***** EXCERPTED DATA *****
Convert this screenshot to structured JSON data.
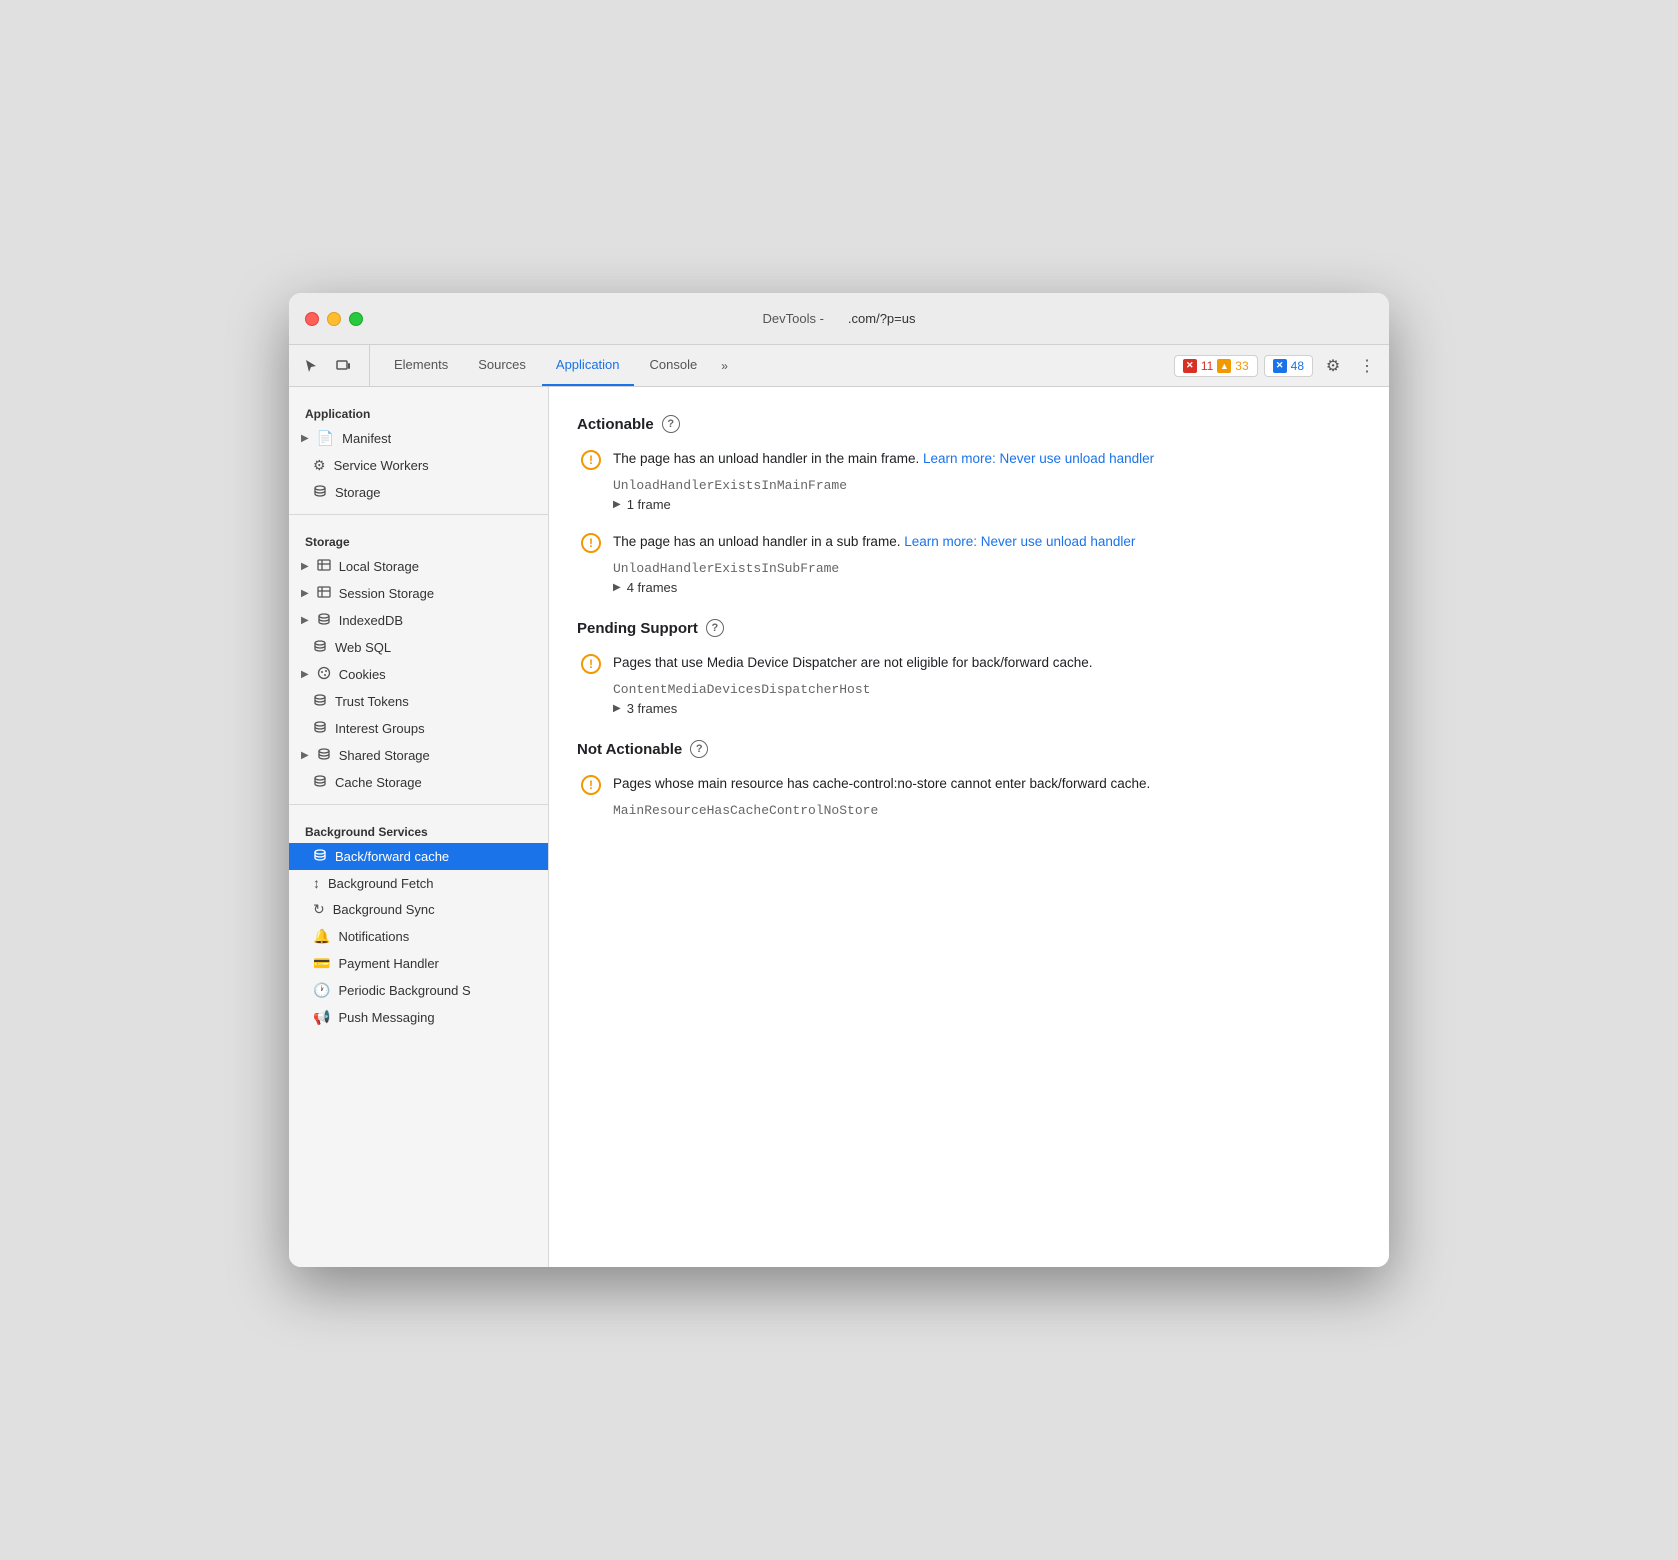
{
  "window": {
    "title_devtools": "DevTools -",
    "title_url": ".com/?p=us"
  },
  "tabs": {
    "items": [
      {
        "id": "elements",
        "label": "Elements"
      },
      {
        "id": "sources",
        "label": "Sources"
      },
      {
        "id": "application",
        "label": "Application",
        "active": true
      },
      {
        "id": "console",
        "label": "Console"
      }
    ],
    "overflow_label": "»",
    "badges": {
      "errors": {
        "count": "11",
        "icon": "✕"
      },
      "warnings": {
        "count": "33",
        "icon": "▲"
      },
      "info": {
        "count": "48",
        "icon": "✕"
      }
    }
  },
  "sidebar": {
    "app_section": "Application",
    "app_items": [
      {
        "id": "manifest",
        "label": "Manifest",
        "icon": "📄",
        "arrow": true
      },
      {
        "id": "service-workers",
        "label": "Service Workers",
        "icon": "⚙️"
      },
      {
        "id": "storage",
        "label": "Storage",
        "icon": "🗄️"
      }
    ],
    "storage_section": "Storage",
    "storage_items": [
      {
        "id": "local-storage",
        "label": "Local Storage",
        "icon": "▦",
        "arrow": true
      },
      {
        "id": "session-storage",
        "label": "Session Storage",
        "icon": "▦",
        "arrow": true
      },
      {
        "id": "indexeddb",
        "label": "IndexedDB",
        "icon": "🗄️",
        "arrow": true
      },
      {
        "id": "web-sql",
        "label": "Web SQL",
        "icon": "🗄️"
      },
      {
        "id": "cookies",
        "label": "Cookies",
        "icon": "🍪",
        "arrow": true
      },
      {
        "id": "trust-tokens",
        "label": "Trust Tokens",
        "icon": "🗄️"
      },
      {
        "id": "interest-groups",
        "label": "Interest Groups",
        "icon": "🗄️"
      },
      {
        "id": "shared-storage",
        "label": "Shared Storage",
        "icon": "🗄️",
        "arrow": true
      },
      {
        "id": "cache-storage",
        "label": "Cache Storage",
        "icon": "🗄️"
      }
    ],
    "bg_section": "Background Services",
    "bg_items": [
      {
        "id": "back-forward-cache",
        "label": "Back/forward cache",
        "icon": "🗄️",
        "active": true
      },
      {
        "id": "background-fetch",
        "label": "Background Fetch",
        "icon": "↕"
      },
      {
        "id": "background-sync",
        "label": "Background Sync",
        "icon": "↻"
      },
      {
        "id": "notifications",
        "label": "Notifications",
        "icon": "🔔"
      },
      {
        "id": "payment-handler",
        "label": "Payment Handler",
        "icon": "💳"
      },
      {
        "id": "periodic-background",
        "label": "Periodic Background S",
        "icon": "🕐"
      },
      {
        "id": "push-messaging",
        "label": "Push Messaging",
        "icon": "📢"
      }
    ]
  },
  "content": {
    "actionable_section": {
      "title": "Actionable",
      "help": "?",
      "issues": [
        {
          "id": "unload-main",
          "text_before": "The page has an unload handler in the main frame.",
          "link_text": "Learn more: Never use unload handler",
          "link_href": "#",
          "code": "UnloadHandlerExistsInMainFrame",
          "frames_label": "1 frame"
        },
        {
          "id": "unload-sub",
          "text_before": "The page has an unload handler in a sub frame.",
          "link_text": "Learn more: Never use unload handler",
          "link_href": "#",
          "code": "UnloadHandlerExistsInSubFrame",
          "frames_label": "4 frames"
        }
      ]
    },
    "pending_section": {
      "title": "Pending Support",
      "help": "?",
      "issues": [
        {
          "id": "media-device",
          "text": "Pages that use Media Device Dispatcher are not eligible for back/forward cache.",
          "code": "ContentMediaDevicesDispatcherHost",
          "frames_label": "3 frames"
        }
      ]
    },
    "not_actionable_section": {
      "title": "Not Actionable",
      "help": "?",
      "issues": [
        {
          "id": "cache-control",
          "text": "Pages whose main resource has cache-control:no-store cannot enter back/forward cache.",
          "code": "MainResourceHasCacheControlNoStore"
        }
      ]
    }
  }
}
*****
## WRITTEN TASK
Repeat all the records above exactly, leaving out any pictures.

## SOLUTION
Convert this screenshot to structured JSON data.
{
  "window": {
    "title_devtools": "DevTools -",
    "title_url": ".com/?p=us"
  },
  "tabs": {
    "items": [
      {
        "id": "elements",
        "label": "Elements"
      },
      {
        "id": "sources",
        "label": "Sources"
      },
      {
        "id": "application",
        "label": "Application",
        "active": true
      },
      {
        "id": "console",
        "label": "Console"
      }
    ],
    "overflow_label": "»",
    "badges": {
      "errors": {
        "count": "11",
        "icon": "✕"
      },
      "warnings": {
        "count": "33",
        "icon": "▲"
      },
      "info": {
        "count": "48",
        "icon": "✕"
      }
    }
  },
  "sidebar": {
    "app_section": "Application",
    "app_items": [
      {
        "id": "manifest",
        "label": "Manifest",
        "icon": "📄",
        "arrow": true
      },
      {
        "id": "service-workers",
        "label": "Service Workers",
        "icon": "⚙️"
      },
      {
        "id": "storage",
        "label": "Storage",
        "icon": "🗄️"
      }
    ],
    "storage_section": "Storage",
    "storage_items": [
      {
        "id": "local-storage",
        "label": "Local Storage",
        "icon": "▦",
        "arrow": true
      },
      {
        "id": "session-storage",
        "label": "Session Storage",
        "icon": "▦",
        "arrow": true
      },
      {
        "id": "indexeddb",
        "label": "IndexedDB",
        "icon": "🗄️",
        "arrow": true
      },
      {
        "id": "web-sql",
        "label": "Web SQL",
        "icon": "🗄️"
      },
      {
        "id": "cookies",
        "label": "Cookies",
        "icon": "🍪",
        "arrow": true
      },
      {
        "id": "trust-tokens",
        "label": "Trust Tokens",
        "icon": "🗄️"
      },
      {
        "id": "interest-groups",
        "label": "Interest Groups",
        "icon": "🗄️"
      },
      {
        "id": "shared-storage",
        "label": "Shared Storage",
        "icon": "🗄️",
        "arrow": true
      },
      {
        "id": "cache-storage",
        "label": "Cache Storage",
        "icon": "🗄️"
      }
    ],
    "bg_section": "Background Services",
    "bg_items": [
      {
        "id": "back-forward-cache",
        "label": "Back/forward cache",
        "icon": "🗄️",
        "active": true
      },
      {
        "id": "background-fetch",
        "label": "Background Fetch",
        "icon": "↕"
      },
      {
        "id": "background-sync",
        "label": "Background Sync",
        "icon": "↻"
      },
      {
        "id": "notifications",
        "label": "Notifications",
        "icon": "🔔"
      },
      {
        "id": "payment-handler",
        "label": "Payment Handler",
        "icon": "💳"
      },
      {
        "id": "periodic-background",
        "label": "Periodic Background S",
        "icon": "🕐"
      },
      {
        "id": "push-messaging",
        "label": "Push Messaging",
        "icon": "📢"
      }
    ]
  },
  "content": {
    "actionable_section": {
      "title": "Actionable",
      "help": "?",
      "issues": [
        {
          "id": "unload-main",
          "text_before": "The page has an unload handler in the main frame.",
          "link_text": "Learn more: Never use unload handler",
          "link_href": "#",
          "code": "UnloadHandlerExistsInMainFrame",
          "frames_label": "1 frame"
        },
        {
          "id": "unload-sub",
          "text_before": "The page has an unload handler in a sub frame.",
          "link_text": "Learn more: Never use unload handler",
          "link_href": "#",
          "code": "UnloadHandlerExistsInSubFrame",
          "frames_label": "4 frames"
        }
      ]
    },
    "pending_section": {
      "title": "Pending Support",
      "help": "?",
      "issues": [
        {
          "id": "media-device",
          "text": "Pages that use Media Device Dispatcher are not eligible for back/forward cache.",
          "code": "ContentMediaDevicesDispatcherHost",
          "frames_label": "3 frames"
        }
      ]
    },
    "not_actionable_section": {
      "title": "Not Actionable",
      "help": "?",
      "issues": [
        {
          "id": "cache-control",
          "text": "Pages whose main resource has cache-control:no-store cannot enter back/forward cache.",
          "code": "MainResourceHasCacheControlNoStore"
        }
      ]
    }
  }
}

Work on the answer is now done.